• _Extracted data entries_
####

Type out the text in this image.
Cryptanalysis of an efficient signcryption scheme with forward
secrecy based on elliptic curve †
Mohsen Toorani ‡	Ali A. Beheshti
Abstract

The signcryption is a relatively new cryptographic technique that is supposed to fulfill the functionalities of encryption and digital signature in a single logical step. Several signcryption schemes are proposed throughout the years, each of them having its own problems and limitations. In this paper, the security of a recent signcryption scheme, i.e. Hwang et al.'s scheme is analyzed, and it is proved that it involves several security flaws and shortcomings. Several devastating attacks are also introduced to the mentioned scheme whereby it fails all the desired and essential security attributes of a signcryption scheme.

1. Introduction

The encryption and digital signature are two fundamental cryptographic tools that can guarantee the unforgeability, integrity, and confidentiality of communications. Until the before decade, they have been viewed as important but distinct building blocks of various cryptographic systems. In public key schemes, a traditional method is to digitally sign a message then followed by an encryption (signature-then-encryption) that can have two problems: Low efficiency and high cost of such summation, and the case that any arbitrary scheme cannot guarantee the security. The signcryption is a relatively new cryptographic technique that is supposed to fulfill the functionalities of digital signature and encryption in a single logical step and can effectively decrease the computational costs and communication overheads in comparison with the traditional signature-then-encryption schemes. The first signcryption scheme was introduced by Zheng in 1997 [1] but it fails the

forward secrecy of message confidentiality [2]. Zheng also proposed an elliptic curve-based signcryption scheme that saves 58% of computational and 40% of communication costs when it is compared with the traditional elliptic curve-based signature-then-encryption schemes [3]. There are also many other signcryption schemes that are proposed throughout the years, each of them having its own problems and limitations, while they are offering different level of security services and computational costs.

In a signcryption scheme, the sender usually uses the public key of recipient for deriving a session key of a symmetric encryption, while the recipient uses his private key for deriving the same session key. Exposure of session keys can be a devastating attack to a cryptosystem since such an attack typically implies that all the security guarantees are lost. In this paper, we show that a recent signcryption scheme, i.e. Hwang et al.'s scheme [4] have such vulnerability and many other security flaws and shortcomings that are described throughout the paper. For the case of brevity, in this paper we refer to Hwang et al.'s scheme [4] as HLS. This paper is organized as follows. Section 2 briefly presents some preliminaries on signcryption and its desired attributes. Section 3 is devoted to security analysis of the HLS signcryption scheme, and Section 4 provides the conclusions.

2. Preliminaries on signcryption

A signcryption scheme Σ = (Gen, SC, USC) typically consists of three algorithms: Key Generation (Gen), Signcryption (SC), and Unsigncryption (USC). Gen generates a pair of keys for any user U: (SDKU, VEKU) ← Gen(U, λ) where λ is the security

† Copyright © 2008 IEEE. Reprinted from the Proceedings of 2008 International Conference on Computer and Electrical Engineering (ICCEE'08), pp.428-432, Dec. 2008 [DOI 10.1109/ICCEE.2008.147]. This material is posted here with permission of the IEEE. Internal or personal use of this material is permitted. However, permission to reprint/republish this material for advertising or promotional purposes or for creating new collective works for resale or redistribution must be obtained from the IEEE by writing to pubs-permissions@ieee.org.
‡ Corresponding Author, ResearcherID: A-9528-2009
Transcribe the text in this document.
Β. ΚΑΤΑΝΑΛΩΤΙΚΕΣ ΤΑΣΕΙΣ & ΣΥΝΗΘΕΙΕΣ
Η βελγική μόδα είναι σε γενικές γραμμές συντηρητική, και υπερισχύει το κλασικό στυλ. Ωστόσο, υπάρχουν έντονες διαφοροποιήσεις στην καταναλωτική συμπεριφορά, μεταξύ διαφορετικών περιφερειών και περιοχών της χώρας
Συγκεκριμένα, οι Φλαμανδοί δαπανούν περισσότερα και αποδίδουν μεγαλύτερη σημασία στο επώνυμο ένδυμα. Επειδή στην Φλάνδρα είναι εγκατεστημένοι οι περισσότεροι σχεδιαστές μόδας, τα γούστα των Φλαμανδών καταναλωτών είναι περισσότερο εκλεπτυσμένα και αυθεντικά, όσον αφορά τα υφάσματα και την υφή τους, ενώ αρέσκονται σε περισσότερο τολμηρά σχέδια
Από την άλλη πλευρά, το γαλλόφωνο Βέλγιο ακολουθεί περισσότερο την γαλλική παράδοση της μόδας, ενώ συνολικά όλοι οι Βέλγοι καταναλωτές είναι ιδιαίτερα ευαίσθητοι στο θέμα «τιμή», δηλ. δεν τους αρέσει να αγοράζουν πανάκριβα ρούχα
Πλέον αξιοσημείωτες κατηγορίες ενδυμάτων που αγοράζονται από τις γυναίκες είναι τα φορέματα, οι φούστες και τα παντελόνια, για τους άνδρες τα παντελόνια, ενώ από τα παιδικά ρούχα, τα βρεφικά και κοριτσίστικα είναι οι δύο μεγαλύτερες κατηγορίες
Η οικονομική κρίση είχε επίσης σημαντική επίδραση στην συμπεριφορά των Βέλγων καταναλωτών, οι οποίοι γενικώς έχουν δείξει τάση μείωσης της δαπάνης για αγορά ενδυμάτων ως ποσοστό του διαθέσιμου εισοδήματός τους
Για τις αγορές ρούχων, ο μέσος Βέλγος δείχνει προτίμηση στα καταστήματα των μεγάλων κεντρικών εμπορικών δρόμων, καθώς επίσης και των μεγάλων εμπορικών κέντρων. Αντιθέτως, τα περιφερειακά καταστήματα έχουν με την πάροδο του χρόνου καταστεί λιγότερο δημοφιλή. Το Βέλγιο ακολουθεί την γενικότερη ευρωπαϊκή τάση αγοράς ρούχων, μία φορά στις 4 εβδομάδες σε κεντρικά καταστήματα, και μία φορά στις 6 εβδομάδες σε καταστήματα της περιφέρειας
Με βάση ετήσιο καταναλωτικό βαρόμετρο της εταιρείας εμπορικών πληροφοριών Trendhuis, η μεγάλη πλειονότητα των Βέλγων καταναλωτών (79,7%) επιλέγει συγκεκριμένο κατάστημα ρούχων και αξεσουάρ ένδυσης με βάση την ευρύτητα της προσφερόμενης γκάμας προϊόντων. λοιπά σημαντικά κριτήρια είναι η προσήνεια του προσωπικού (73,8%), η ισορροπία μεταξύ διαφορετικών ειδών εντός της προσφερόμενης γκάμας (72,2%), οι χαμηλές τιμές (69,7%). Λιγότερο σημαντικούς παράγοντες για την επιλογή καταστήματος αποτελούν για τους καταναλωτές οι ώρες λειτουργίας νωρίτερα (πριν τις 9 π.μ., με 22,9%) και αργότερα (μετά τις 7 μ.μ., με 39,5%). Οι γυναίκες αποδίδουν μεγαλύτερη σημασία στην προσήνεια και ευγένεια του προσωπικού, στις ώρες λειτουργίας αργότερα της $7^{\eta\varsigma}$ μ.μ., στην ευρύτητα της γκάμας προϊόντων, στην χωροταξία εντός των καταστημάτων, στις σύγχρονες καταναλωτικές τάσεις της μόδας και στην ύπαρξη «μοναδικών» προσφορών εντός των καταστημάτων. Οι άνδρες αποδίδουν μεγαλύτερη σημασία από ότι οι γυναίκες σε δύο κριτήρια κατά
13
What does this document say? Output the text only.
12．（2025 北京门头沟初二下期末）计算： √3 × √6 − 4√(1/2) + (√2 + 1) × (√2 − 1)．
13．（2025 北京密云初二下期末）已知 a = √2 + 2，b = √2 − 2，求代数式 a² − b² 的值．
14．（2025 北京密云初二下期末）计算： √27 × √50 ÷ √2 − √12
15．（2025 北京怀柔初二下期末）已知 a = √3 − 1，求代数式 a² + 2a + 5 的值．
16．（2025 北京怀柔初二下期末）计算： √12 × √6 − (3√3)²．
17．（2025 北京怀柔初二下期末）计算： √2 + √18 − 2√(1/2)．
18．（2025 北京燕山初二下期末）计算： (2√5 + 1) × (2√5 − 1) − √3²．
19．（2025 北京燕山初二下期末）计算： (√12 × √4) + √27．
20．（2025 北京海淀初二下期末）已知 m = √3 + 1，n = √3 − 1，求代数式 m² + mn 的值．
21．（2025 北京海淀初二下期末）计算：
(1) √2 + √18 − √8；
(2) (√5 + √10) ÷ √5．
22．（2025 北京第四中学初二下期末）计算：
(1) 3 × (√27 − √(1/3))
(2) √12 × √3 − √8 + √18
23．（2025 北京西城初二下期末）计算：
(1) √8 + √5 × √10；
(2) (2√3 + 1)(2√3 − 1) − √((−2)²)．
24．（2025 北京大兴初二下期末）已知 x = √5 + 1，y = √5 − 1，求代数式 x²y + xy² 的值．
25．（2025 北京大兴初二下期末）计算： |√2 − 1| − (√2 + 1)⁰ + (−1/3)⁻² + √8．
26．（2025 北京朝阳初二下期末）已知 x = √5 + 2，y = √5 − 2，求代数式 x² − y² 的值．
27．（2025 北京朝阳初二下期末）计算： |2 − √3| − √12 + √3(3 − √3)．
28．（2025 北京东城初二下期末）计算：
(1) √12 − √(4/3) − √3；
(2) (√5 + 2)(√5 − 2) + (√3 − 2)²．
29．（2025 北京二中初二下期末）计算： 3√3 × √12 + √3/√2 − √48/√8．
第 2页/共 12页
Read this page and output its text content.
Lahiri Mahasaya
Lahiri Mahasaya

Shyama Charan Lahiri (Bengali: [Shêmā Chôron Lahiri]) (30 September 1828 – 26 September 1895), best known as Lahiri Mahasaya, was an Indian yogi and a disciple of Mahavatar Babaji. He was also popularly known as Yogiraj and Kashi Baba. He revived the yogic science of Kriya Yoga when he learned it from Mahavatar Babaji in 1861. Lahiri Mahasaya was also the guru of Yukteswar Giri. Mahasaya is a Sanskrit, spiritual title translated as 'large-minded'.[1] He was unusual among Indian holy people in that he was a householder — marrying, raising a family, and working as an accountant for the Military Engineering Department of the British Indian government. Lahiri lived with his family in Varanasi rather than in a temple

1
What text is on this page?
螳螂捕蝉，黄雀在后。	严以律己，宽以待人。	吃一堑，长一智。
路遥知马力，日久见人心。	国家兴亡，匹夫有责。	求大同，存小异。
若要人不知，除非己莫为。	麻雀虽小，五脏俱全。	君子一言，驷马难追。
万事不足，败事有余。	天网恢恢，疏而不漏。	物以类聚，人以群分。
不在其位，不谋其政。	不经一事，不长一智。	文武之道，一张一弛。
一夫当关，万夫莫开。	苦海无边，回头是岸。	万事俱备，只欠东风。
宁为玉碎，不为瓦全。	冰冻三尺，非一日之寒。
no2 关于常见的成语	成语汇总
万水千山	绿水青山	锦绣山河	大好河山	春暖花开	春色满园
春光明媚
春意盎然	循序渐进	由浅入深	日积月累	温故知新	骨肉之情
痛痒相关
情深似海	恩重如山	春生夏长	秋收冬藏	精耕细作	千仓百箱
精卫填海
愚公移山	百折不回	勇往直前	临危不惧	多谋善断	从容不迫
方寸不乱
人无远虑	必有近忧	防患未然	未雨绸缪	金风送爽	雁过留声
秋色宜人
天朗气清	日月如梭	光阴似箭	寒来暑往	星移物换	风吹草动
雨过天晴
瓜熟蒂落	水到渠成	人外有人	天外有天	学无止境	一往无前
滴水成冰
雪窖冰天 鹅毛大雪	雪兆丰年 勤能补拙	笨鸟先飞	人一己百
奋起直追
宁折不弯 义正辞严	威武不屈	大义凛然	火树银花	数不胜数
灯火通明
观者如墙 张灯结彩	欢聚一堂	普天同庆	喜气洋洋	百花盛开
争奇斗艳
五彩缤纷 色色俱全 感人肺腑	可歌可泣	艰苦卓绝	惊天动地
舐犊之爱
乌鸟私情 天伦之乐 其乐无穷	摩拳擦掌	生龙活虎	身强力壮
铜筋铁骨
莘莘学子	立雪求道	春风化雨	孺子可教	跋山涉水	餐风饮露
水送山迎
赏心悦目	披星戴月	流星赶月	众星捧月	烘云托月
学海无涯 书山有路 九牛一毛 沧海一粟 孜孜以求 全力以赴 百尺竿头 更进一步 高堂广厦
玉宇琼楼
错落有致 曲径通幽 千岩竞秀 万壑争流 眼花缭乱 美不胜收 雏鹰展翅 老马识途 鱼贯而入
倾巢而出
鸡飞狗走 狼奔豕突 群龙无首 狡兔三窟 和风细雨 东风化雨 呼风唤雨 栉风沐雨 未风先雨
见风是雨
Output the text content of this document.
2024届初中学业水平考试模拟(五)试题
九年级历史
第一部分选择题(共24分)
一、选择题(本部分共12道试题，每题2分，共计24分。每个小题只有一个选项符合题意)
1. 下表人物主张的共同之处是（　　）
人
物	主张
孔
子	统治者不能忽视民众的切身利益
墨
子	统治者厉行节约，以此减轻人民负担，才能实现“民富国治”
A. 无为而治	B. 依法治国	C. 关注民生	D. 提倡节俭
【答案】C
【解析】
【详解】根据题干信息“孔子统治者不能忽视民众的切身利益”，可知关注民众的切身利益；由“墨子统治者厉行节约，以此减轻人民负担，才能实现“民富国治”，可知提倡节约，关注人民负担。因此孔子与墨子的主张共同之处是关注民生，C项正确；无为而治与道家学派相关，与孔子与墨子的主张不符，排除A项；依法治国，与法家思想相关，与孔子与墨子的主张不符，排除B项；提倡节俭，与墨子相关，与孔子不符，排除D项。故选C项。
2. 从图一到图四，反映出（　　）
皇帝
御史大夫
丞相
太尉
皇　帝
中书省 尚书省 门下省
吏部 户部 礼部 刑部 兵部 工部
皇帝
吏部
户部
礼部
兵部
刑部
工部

####

• _Exercise requirements_
In the entries above, take the line containing "Output the text content of this document." and each later line through the last, and repeat them exactly. Output nothing else.

• _Worked solution_
Output the text content of this document.
2024届初中学业水平考试模拟(五)试题
九年级历史
第一部分选择题(共24分)
一、选择题(本部分共12道试题，每题2分，共计24分。每个小题只有一个选项符合题意)
1. 下表人物主张的共同之处是（　　）
人
物	主张
孔
子	统治者不能忽视民众的切身利益
墨
子	统治者厉行节约，以此减轻人民负担，才能实现“民富国治”
A. 无为而治	B. 依法治国	C. 关注民生	D. 提倡节俭
【答案】C
【解析】
【详解】根据题干信息“孔子统治者不能忽视民众的切身利益”，可知关注民众的切身利益；由“墨子统治者厉行节约，以此减轻人民负担，才能实现“民富国治”，可知提倡节约，关注人民负担。因此孔子与墨子的主张共同之处是关注民生，C项正确；无为而治与道家学派相关，与孔子与墨子的主张不符，排除A项；依法治国，与法家思想相关，与孔子与墨子的主张不符，排除B项；提倡节俭，与墨子相关，与孔子不符，排除D项。故选C项。
2. 从图一到图四，反映出（　　）
皇帝
御史大夫
丞相
太尉
皇　帝
中书省 尚书省 门下省
吏部 户部 礼部 刑部 兵部 工部
皇帝
吏部
户部
礼部
兵部
刑部
工部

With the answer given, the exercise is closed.